> _Set problem_:
Locate the lines where "花下树前" occurs and copy them as they stand.

> _Dataset entries_:
■ ■ ■ ■ ■ ■ ■
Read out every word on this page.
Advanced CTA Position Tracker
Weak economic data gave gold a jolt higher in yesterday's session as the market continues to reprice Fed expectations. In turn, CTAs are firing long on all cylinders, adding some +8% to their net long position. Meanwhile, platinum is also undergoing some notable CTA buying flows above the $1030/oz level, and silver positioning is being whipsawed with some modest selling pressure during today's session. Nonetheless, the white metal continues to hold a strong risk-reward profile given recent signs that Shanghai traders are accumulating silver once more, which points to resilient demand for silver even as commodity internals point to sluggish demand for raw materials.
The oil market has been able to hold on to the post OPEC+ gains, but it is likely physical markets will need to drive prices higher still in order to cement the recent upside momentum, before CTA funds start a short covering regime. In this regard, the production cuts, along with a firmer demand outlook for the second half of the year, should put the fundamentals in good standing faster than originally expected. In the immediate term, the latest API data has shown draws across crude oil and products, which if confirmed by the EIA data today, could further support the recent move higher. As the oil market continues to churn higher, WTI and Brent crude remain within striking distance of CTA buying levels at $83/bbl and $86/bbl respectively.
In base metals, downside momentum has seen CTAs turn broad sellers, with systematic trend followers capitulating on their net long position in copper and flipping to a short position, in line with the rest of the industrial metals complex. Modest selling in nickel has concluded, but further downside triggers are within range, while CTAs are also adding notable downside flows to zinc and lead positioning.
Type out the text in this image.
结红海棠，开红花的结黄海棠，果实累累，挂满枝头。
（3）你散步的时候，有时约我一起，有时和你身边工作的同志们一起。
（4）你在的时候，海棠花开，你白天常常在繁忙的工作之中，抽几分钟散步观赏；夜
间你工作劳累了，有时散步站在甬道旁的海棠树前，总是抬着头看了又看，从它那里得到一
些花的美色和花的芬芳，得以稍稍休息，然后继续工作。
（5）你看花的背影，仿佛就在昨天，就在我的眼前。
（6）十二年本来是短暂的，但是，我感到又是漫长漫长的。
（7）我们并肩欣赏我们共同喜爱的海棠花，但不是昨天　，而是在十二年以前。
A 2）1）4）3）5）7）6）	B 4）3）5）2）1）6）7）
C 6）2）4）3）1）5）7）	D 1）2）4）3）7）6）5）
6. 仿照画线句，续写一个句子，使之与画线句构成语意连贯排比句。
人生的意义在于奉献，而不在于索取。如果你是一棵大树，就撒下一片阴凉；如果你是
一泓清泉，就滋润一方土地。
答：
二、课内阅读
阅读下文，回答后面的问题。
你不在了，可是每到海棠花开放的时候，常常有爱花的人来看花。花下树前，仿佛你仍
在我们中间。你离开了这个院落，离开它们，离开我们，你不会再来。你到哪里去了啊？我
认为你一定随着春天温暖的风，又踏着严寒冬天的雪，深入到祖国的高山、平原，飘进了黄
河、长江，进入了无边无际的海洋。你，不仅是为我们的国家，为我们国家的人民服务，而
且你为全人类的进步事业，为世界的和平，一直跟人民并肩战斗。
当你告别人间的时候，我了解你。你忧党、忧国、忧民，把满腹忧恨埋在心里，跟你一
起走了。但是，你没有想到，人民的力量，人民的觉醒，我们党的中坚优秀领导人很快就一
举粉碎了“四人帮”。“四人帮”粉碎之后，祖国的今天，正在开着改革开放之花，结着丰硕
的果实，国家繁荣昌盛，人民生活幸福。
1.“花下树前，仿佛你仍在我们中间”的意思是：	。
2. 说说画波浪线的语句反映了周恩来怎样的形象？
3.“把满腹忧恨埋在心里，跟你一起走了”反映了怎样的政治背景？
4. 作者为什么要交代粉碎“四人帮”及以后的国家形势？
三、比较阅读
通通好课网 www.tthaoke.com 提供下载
■ ■ ■ ■ ■ ■ ■
> _Response to this task_:
你不在了，可是每到海棠花开放的时候，常常有爱花的人来看花。花下树前，仿佛你仍
1.“花下树前，仿佛你仍在我们中间”的意思是：	。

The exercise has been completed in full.